Element location data.
---+---
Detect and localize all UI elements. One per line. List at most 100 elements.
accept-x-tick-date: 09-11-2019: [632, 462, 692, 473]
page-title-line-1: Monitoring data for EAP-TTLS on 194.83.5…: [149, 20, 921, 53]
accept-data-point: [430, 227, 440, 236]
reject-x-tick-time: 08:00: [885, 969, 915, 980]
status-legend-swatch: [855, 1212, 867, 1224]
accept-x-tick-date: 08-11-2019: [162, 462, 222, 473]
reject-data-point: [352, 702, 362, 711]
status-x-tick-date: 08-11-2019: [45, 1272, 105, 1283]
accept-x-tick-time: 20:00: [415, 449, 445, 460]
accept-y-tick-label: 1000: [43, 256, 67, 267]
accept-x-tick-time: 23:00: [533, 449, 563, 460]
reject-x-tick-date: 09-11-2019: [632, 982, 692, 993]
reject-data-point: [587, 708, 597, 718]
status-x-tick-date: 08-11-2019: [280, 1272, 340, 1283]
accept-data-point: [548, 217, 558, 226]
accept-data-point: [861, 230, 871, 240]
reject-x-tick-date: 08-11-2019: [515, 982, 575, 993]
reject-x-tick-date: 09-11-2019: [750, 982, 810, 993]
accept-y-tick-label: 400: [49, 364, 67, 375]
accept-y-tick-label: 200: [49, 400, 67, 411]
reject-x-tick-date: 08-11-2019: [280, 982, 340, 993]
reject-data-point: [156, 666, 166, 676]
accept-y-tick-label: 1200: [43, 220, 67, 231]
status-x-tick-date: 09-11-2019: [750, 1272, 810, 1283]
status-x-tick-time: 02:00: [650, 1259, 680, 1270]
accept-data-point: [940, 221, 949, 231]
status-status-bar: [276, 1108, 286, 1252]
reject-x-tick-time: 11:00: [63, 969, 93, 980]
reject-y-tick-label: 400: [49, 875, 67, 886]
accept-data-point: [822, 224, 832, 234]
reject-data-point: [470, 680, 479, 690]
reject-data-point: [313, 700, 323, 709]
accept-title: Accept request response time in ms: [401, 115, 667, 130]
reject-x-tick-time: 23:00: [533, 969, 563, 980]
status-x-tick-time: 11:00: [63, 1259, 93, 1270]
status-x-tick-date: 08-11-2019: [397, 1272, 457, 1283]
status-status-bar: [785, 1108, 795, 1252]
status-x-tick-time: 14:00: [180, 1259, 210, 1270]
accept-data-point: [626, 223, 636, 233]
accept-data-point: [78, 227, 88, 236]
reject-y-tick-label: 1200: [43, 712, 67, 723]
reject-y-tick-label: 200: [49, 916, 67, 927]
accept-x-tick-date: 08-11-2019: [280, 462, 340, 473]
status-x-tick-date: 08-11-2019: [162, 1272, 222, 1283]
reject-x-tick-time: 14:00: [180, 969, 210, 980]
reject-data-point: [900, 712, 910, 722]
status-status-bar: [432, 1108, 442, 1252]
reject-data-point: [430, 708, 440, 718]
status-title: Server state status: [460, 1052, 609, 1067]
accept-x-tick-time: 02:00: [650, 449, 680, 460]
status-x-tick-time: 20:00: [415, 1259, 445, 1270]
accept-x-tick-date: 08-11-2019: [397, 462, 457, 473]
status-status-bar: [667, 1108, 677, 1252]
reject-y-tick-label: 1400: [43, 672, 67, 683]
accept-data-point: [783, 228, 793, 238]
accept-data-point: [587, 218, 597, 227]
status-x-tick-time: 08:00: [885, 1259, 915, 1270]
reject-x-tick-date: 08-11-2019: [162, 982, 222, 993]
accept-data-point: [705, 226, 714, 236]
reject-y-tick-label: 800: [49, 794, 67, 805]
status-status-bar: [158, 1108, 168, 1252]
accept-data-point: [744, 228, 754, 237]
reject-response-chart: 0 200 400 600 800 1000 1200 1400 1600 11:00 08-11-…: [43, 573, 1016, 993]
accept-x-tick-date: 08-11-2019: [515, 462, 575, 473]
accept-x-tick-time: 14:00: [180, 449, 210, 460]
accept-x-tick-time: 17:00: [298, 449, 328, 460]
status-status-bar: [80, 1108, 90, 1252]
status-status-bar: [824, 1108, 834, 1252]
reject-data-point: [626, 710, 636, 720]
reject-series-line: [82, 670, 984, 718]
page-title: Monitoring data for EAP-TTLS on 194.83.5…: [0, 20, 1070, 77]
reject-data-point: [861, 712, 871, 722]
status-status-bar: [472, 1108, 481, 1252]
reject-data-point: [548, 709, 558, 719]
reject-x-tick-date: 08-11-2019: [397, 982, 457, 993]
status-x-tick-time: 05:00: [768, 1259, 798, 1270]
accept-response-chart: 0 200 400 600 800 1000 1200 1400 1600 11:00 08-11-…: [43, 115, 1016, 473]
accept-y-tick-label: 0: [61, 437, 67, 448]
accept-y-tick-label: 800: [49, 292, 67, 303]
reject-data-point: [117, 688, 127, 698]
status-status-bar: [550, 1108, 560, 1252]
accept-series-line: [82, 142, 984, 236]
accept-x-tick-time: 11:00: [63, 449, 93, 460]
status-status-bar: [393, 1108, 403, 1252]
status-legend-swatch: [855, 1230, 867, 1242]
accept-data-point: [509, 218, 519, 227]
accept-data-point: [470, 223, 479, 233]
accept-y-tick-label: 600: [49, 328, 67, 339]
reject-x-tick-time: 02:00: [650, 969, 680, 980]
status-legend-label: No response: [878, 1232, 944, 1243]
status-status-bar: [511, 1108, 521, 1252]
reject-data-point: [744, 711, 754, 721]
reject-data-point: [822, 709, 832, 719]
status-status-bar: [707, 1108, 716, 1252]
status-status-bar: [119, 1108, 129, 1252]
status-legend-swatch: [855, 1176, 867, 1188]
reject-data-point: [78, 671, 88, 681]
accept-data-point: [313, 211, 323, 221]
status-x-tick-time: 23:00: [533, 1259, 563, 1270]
---+---
Given request. Copy the data word for word, starting with its first line and ending with the line that contains "status-legend-swatch: [855, 1212, 867, 1224]". Include both of those lines.

Output of the exercise.
Detect and localize all UI elements. One per line. List at most 100 elements.
accept-x-tick-date: 09-11-2019: [632, 462, 692, 473]
page-title-line-1: Monitoring data for EAP-TTLS on 194.83.5…: [149, 20, 921, 53]
accept-data-point: [430, 227, 440, 236]
reject-x-tick-time: 08:00: [885, 969, 915, 980]
status-legend-swatch: [855, 1212, 867, 1224]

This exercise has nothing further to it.